▶ _Saved entries_
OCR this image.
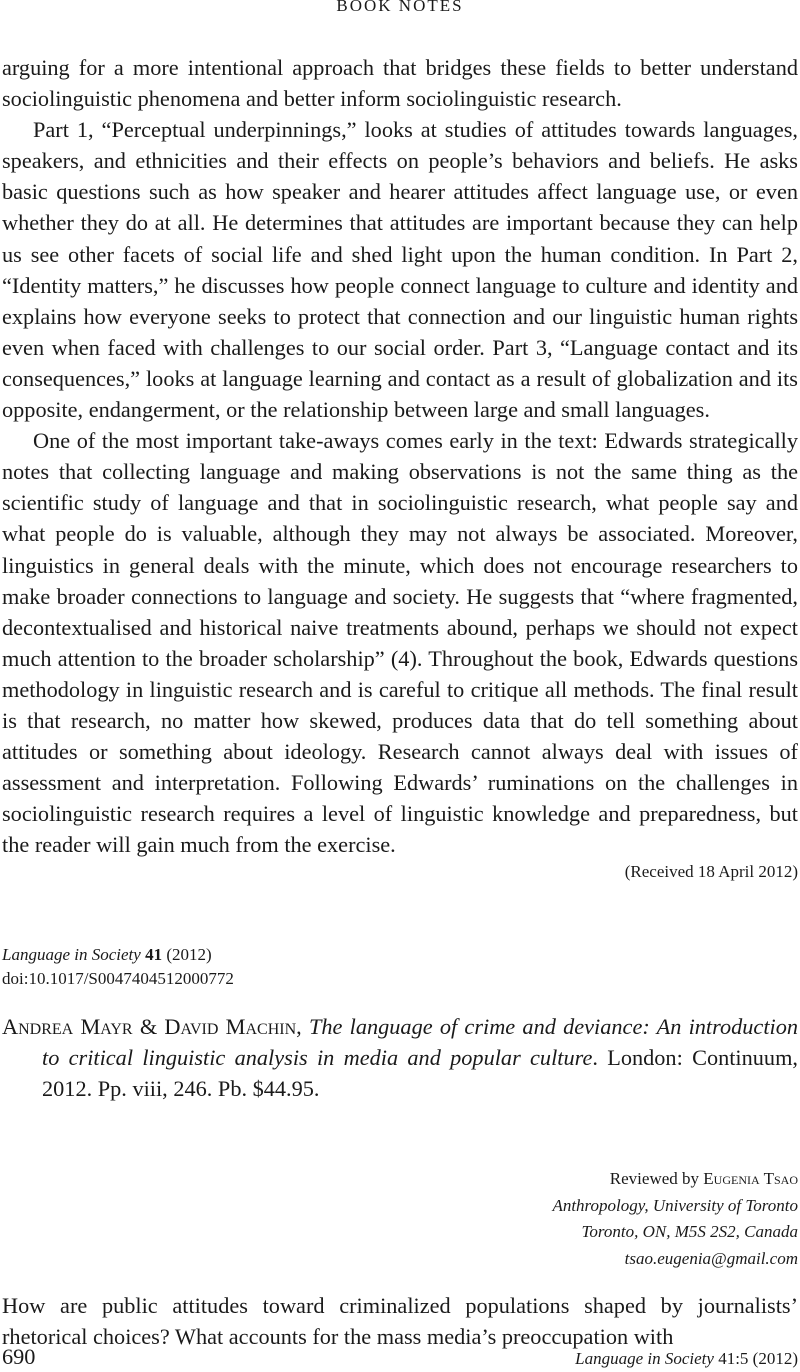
BOOK NOTES

arguing for a more intentional approach that bridges these fields to better understand sociolinguistic phenomena and better inform sociolinguistic research.

Part 1, “Perceptual underpinnings,” looks at studies of attitudes towards languages, speakers, and ethnicities and their effects on people’s behaviors and beliefs. He asks basic questions such as how speaker and hearer attitudes affect language use, or even whether they do at all. He determines that attitudes are important because they can help us see other facets of social life and shed light upon the human condition. In Part 2, “Identity matters,” he discusses how people connect language to culture and identity and explains how everyone seeks to protect that connection and our linguistic human rights even when faced with challenges to our social order. Part 3, “Language contact and its consequences,” looks at language learning and contact as a result of globalization and its opposite, endangerment, or the relationship between large and small languages.

One of the most important take-aways comes early in the text: Edwards strategically notes that collecting language and making observations is not the same thing as the scientific study of language and that in sociolinguistic research, what people say and what people do is valuable, although they may not always be associated. Moreover, linguistics in general deals with the minute, which does not encourage researchers to make broader connections to language and society. He suggests that “where fragmented, decontextualised and historical naive treatments abound, perhaps we should not expect much attention to the broader scholarship” (4). Throughout the book, Edwards questions methodology in linguistic research and is careful to critique all methods. The final result is that research, no matter how skewed, produces data that do tell something about attitudes or something about ideology. Research cannot always deal with issues of assessment and interpretation. Following Edwards’ ruminations on the challenges in sociolinguistic research requires a level of linguistic knowledge and preparedness, but the reader will gain much from the exercise.

(Received 18 April 2012)
Language in Society 41 (2012)
doi:10.1017/S0047404512000772
Andrea Mayr & David Machin, The language of crime and deviance: An introduction to critical linguistic analysis in media and popular culture. London: Continuum, 2012. Pp. viii, 246. Pb. $44.95.
Reviewed by Eugenia Tsao
Anthropology, University of Toronto
Toronto, ON, M5S 2S2, Canada
tsao.eugenia@gmail.com

How are public attitudes toward criminalized populations shaped by journalists’ rhetorical choices? What accounts for the mass media’s preoccupation with

690	Language in Society 41:5 (2012)
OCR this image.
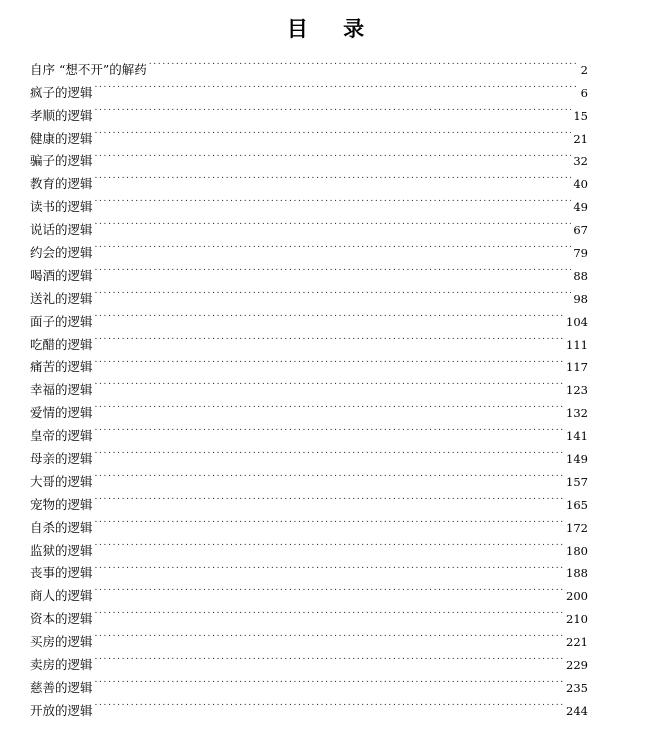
目 录
自序 “想不开”的解药 . . .	2
疯子的逻辑 . . .	6
孝顺的逻辑 . . .	15
健康的逻辑 . . .	21
骗子的逻辑 . . .	32
教育的逻辑 . . .	40
读书的逻辑 . . .	49
说话的逻辑 . . .	67
约会的逻辑 . . .	79
喝酒的逻辑 . . .	88
送礼的逻辑 . . .	98
面子的逻辑 . . .	104
吃醋的逻辑 . . .	111
痛苦的逻辑 . . .	117
幸福的逻辑 . . .	123
爱情的逻辑 . . .	132
皇帝的逻辑 . . .	141
母亲的逻辑 . . .	149
大哥的逻辑 . . .	157
宠物的逻辑 . . .	165
自杀的逻辑 . . .	172
监狱的逻辑 . . .	180
丧事的逻辑 . . .	188
商人的逻辑 . . .	200
资本的逻辑 . . .	210
买房的逻辑 . . .	221
卖房的逻辑 . . .	229
慈善的逻辑 . . .	235
开放的逻辑 . . .	244
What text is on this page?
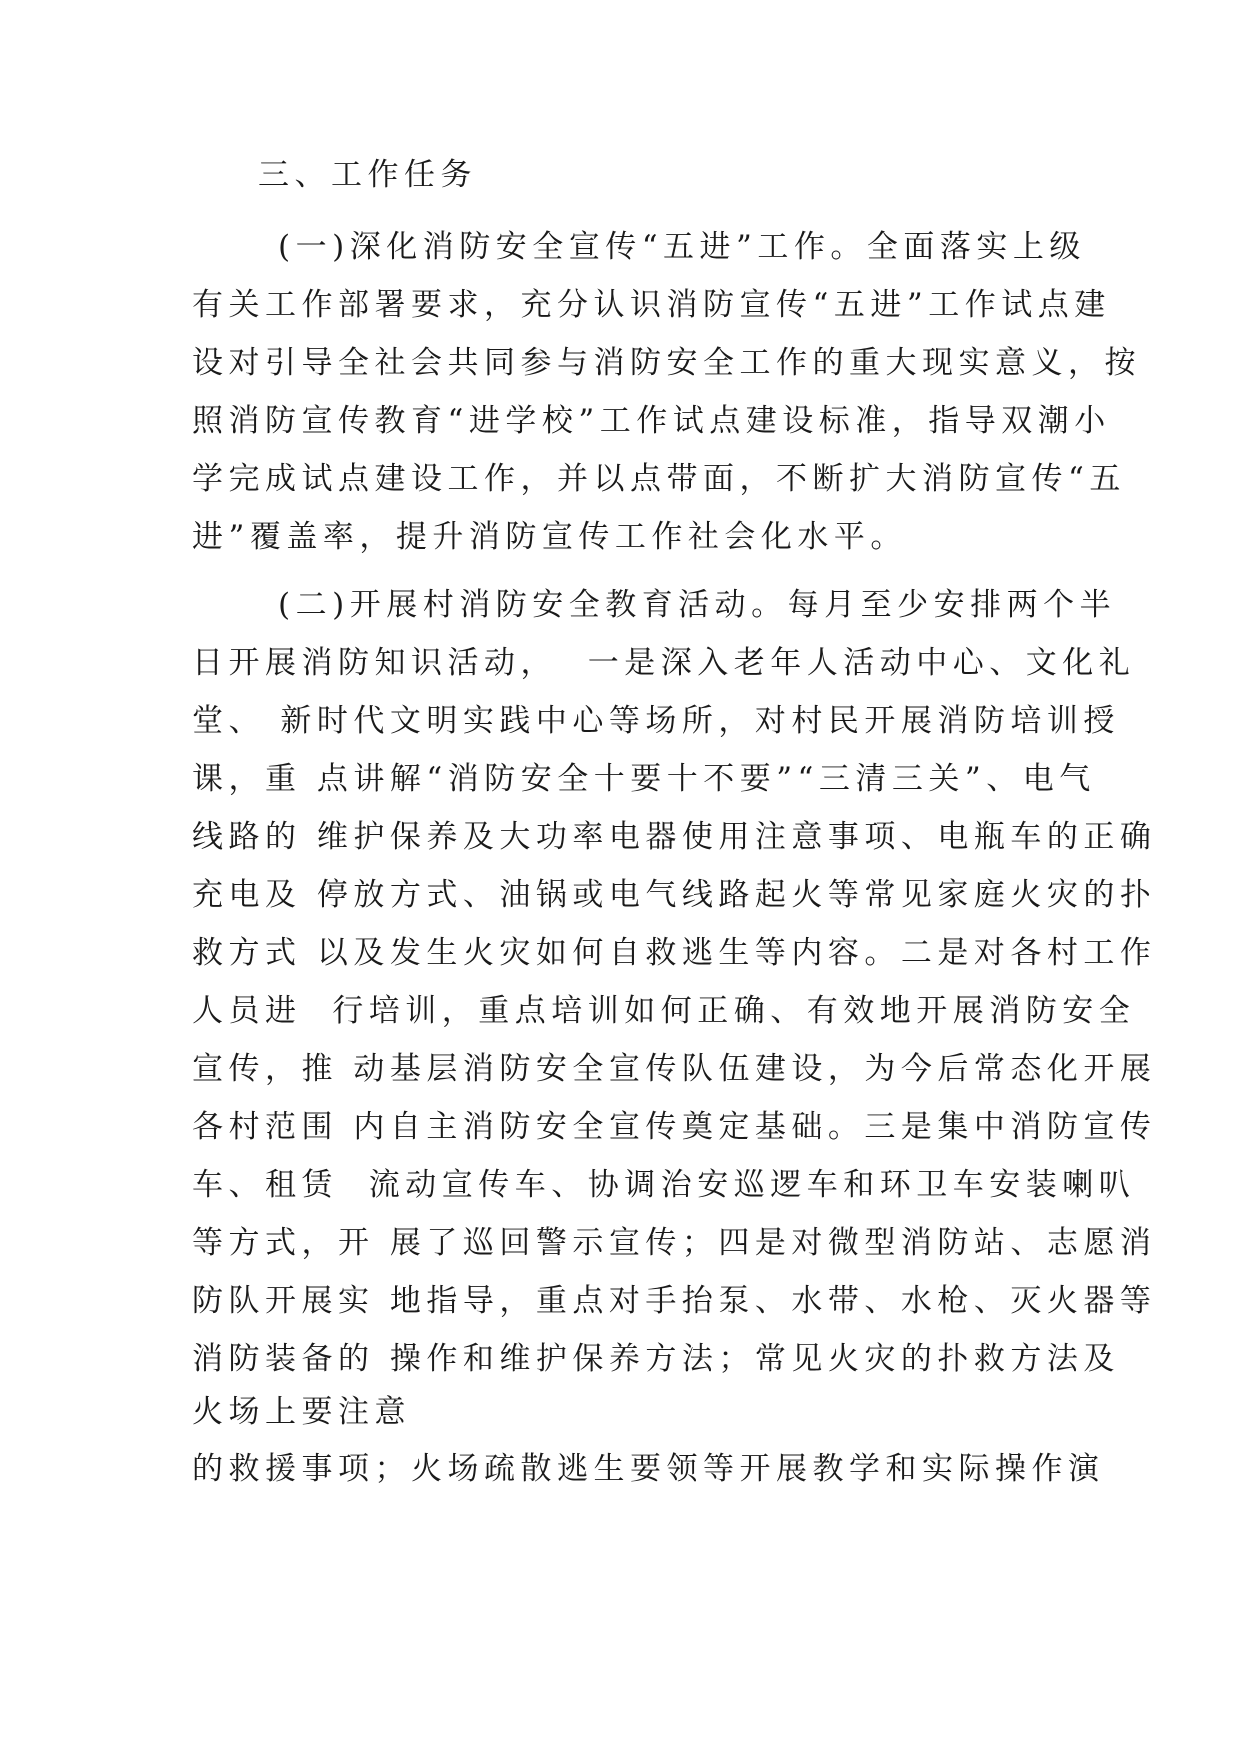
三、工作任务
(一)深化消防安全宣传“五进”工作。全面落实上级
有关工作部署要求，充分认识消防宣传“五进”工作试点建
设对引导全社会共同参与消防安全工作的重大现实意义，按
照消防宣传教育“进学校”工作试点建设标准，指导双潮小
学完成试点建设工作，并以点带面，不断扩大消防宣传“五
进”覆盖率，提升消防宣传工作社会化水平。
(二)开展村消防安全教育活动。每月至少安排两个半
日开展消防知识活动，  一是深入老年人活动中心、文化礼
堂、 新时代文明实践中心等场所，对村民开展消防培训授
课，重 点讲解“消防安全十要十不要”“三清三关”、电气
线路的 维护保养及大功率电器使用注意事项、电瓶车的正确
充电及 停放方式、油锅或电气线路起火等常见家庭火灾的扑
救方式 以及发生火灾如何自救逃生等内容。二是对各村工作
人员进  行培训，重点培训如何正确、有效地开展消防安全
宣传，推 动基层消防安全宣传队伍建设，为今后常态化开展
各村范围 内自主消防安全宣传奠定基础。三是集中消防宣传
车、租赁  流动宣传车、协调治安巡逻车和环卫车安装喇叭
等方式，开 展了巡回警示宣传；四是对微型消防站、志愿消
防队开展实 地指导，重点对手抬泵、水带、水枪、灭火器等
消防装备的 操作和维护保养方法；常见火灾的扑救方法及
火场上要注意
的救援事项；火场疏散逃生要领等开展教学和实际操作演
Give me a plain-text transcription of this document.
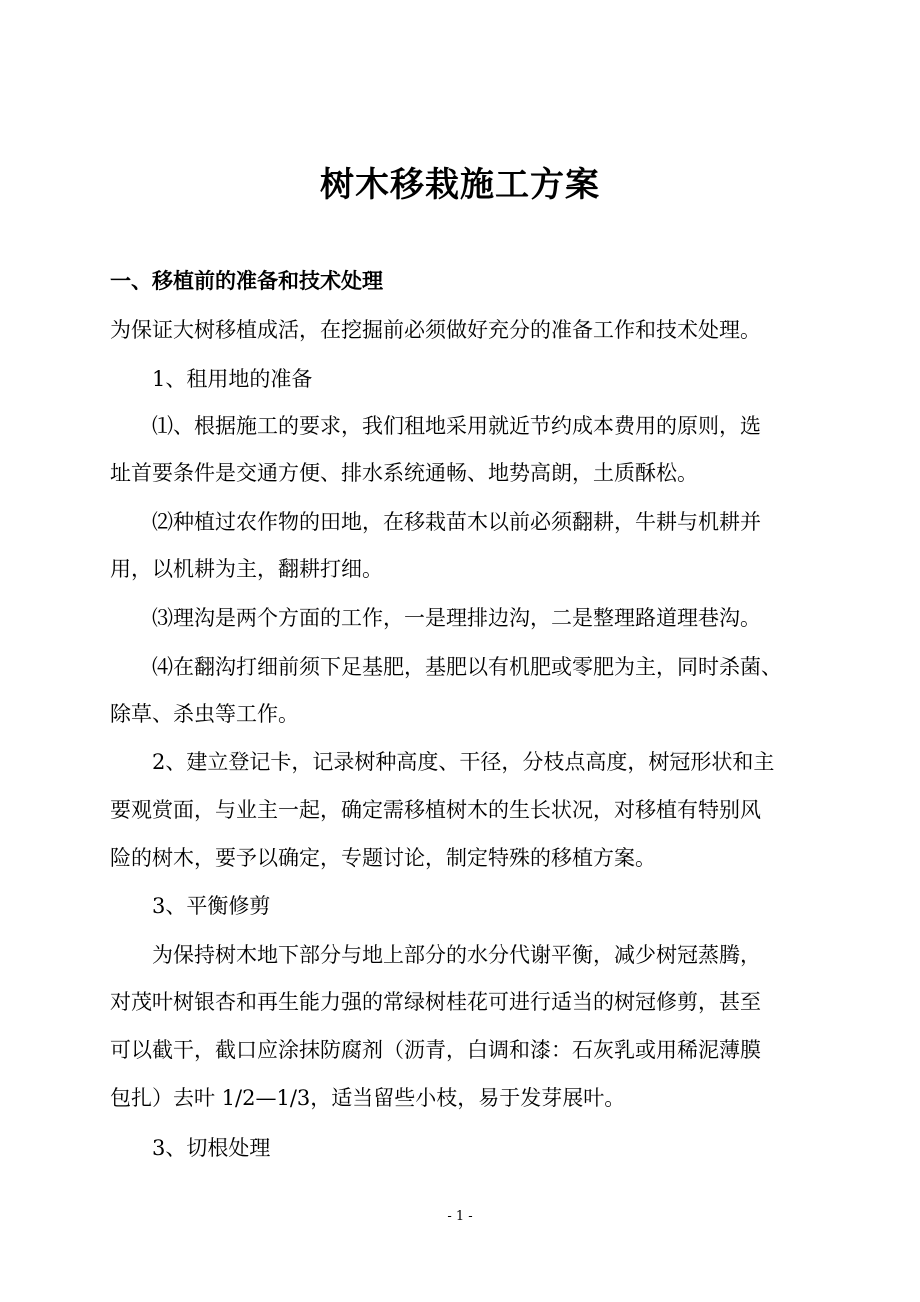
树木移栽施工方案
一、移植前的准备和技术处理
为保证大树移植成活，在挖掘前必须做好充分的准备工作和技术处理。
1、租用地的准备
⑴、根据施工的要求，我们租地采用就近节约成本费用的原则，选
址首要条件是交通方便、排水系统通畅、地势高朗，土质酥松。
⑵种植过农作物的田地，在移栽苗木以前必须翻耕，牛耕与机耕并
用，以机耕为主，翻耕打细。
⑶理沟是两个方面的工作，一是理排边沟，二是整理路道理巷沟。
⑷在翻沟打细前须下足基肥，基肥以有机肥或零肥为主，同时杀菌、
除草、杀虫等工作。
2、建立登记卡，记录树种高度、干径，分枝点高度，树冠形状和主
要观赏面，与业主一起，确定需移植树木的生长状况，对移植有特别风
险的树木，要予以确定，专题讨论，制定特殊的移植方案。
3、平衡修剪
为保持树木地下部分与地上部分的水分代谢平衡，减少树冠蒸腾，
对茂叶树银杏和再生能力强的常绿树桂花可进行适当的树冠修剪，甚至
可以截干，截口应涂抹防腐剂（沥青，白调和漆：石灰乳或用稀泥薄膜
包扎）去叶 1/2—1/3，适当留些小枝，易于发芽展叶。
3、切根处理
- 1 -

▶ _WHAT IS NEEDED_
Find every line holding the word "this"; give their count and nothing else.

▶ _THE REPLY_
4